───── TEXT TO READ
# Barrier clip

### Add column to colonies GeoDataFrame showing if there is the presence of a barrier or not.

Outline of how to implement this:
* Import Delhi/NDMC/JJC dataset **[DONE]**
* Import barrier clip shapefiles **[DONE]**
* Reproject shapefiles to the same CRS **[DONE]**
* Check validity - turn into a function (that can be used for other shapefiles)
    * Make sure there are no duplicate rows **[DONE]**
    * Make sure there are no duplicate geometries **[DONE]**
    * Make sure that no row has None in geometry field. **[DONE]**
    * Check that barrier clip shapefiles are all (poly)lines. **[DONE]**
    * Make sure there are no validity problems. **[DONE]**
* Use Spatial Join to create identifier column `barrier`. **[DONE]**
    * Create function to do this
    * `barrier` column should be boolean (True or False)
    * Create intermediate columns 'canal', 'railway', and 'drain'.
──────────
───── GIVEN ENTRIES
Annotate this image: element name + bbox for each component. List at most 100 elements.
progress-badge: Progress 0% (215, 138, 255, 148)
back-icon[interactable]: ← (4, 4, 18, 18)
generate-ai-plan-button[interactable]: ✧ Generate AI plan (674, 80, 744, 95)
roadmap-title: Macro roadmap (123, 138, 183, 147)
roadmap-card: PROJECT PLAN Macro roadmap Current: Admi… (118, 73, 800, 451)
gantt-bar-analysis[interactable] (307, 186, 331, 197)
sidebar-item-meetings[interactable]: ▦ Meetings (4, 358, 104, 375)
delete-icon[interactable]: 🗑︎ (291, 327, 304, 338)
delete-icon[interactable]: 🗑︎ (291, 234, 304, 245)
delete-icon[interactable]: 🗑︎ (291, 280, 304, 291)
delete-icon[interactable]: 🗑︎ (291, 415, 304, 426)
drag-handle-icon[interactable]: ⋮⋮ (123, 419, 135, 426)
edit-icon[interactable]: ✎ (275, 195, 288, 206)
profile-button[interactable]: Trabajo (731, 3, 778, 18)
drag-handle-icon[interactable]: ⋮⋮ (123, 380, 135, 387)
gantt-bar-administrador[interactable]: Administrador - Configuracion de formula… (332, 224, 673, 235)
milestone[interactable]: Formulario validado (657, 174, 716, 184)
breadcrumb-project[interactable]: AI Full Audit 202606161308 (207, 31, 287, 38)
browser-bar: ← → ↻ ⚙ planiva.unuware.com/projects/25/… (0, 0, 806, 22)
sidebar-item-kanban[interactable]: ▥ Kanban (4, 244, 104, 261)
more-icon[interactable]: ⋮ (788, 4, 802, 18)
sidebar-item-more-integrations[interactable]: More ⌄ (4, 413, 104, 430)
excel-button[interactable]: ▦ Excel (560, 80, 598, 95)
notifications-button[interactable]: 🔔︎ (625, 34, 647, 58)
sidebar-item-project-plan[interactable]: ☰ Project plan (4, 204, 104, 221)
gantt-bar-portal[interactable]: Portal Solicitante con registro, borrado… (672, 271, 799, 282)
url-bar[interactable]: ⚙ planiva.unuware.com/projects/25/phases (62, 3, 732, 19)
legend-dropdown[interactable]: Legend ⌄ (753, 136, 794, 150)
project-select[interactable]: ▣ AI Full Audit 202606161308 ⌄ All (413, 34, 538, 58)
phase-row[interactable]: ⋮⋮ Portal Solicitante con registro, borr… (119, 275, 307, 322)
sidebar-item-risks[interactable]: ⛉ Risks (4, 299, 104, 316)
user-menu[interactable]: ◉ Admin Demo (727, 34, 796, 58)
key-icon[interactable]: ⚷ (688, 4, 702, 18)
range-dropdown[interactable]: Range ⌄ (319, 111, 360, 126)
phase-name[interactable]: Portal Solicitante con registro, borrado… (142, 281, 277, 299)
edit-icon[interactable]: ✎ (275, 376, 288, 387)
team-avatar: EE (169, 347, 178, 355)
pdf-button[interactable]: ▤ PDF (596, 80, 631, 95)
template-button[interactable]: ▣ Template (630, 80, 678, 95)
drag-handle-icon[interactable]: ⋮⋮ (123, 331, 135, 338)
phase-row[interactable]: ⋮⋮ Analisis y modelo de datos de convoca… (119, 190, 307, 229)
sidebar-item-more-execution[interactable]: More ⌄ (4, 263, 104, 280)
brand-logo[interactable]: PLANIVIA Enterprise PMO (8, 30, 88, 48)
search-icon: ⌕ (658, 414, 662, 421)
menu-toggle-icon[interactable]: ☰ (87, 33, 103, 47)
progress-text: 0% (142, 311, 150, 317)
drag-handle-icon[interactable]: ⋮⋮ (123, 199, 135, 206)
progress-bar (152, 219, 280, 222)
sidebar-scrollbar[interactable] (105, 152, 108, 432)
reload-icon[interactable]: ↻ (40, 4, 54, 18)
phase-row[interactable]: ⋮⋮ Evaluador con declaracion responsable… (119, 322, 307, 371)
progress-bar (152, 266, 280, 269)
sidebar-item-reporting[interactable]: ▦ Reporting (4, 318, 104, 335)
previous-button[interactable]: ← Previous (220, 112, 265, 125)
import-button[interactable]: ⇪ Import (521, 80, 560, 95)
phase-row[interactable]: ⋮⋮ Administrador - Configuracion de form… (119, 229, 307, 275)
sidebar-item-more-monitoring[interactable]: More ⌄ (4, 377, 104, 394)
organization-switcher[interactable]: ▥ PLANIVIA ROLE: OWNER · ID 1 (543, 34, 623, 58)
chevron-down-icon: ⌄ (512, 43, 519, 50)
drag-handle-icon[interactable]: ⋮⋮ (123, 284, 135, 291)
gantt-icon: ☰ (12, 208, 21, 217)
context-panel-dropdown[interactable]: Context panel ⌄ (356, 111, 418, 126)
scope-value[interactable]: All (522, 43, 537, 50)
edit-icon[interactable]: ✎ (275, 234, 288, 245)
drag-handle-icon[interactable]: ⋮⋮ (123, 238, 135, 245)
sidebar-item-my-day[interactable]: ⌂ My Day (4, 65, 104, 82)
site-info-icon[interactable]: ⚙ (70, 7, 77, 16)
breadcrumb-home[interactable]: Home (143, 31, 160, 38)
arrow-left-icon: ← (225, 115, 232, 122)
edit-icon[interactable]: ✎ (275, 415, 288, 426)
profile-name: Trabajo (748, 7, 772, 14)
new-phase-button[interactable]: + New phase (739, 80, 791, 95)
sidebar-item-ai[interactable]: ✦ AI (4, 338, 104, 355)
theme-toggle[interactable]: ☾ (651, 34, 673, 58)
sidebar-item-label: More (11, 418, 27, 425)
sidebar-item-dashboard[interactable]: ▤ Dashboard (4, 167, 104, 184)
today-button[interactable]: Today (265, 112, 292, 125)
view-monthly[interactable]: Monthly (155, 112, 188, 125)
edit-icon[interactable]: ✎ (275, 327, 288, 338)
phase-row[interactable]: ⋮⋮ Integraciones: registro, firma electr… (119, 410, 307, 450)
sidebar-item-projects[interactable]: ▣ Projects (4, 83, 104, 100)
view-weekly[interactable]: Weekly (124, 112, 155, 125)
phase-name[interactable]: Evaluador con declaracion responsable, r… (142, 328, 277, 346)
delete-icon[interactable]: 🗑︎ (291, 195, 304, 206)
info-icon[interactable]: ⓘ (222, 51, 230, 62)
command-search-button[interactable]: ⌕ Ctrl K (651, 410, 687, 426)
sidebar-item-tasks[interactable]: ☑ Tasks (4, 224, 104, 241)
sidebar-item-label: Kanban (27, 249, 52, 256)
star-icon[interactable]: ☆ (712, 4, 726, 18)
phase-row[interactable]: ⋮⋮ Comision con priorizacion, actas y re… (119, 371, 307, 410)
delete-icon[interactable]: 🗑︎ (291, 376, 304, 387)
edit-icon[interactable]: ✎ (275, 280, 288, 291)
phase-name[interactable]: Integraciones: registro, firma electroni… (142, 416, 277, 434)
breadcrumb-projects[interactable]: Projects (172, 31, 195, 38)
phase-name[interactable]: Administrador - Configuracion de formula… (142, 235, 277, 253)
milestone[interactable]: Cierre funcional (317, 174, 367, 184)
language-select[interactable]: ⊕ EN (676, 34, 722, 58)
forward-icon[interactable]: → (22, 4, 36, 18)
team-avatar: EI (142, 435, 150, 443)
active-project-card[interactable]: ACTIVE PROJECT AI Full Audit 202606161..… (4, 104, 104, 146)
──────────
**TASK INSTRUCTIONS**
(a) Check each statement against the barrier clip outline and answer yes or no, quoting the words of the outline that decide it. (i) The `barrier` column is meant to hold True or False values. (ii) The validity check is meant to become a function that works for other shapefiles too. (iii) The planned intermediate columns are 'canal', 'railway', and 'road'.
(b) Write out the part of the barrier clip outline starting at "Outline of how" and ending at "(True or False)".

**RESULTS**
(a)
(i) Yes: "column should be boolean (True or False)"
(ii) Yes: "turn into a function (that can be used for other shapefiles)"
(iii) No: "Create intermediate columns 'canal', 'railway', and 'drain'."

(b)
Outline of how to implement this:
* Import Delhi/NDMC/JJC dataset **[DONE]**
* Import barrier clip shapefiles **[DONE]**
* Reproject shapefiles to the same CRS **[DONE]**
* Check validity - turn into a function (that can be used for other shapefiles)
    * Make sure there are no duplicate rows **[DONE]**
    * Make sure there are no duplicate geometries **[DONE]**
    * Make sure that no row has None in geometry field. **[DONE]**
    * Check that barrier clip shapefiles are all (poly)lines. **[DONE]**
    * Make sure there are no validity problems. **[DONE]**
* Use Spatial Join to create identifier column `barrier`. **[DONE]**
    * Create function to do this
    * `barrier` column should be boolean (True or False)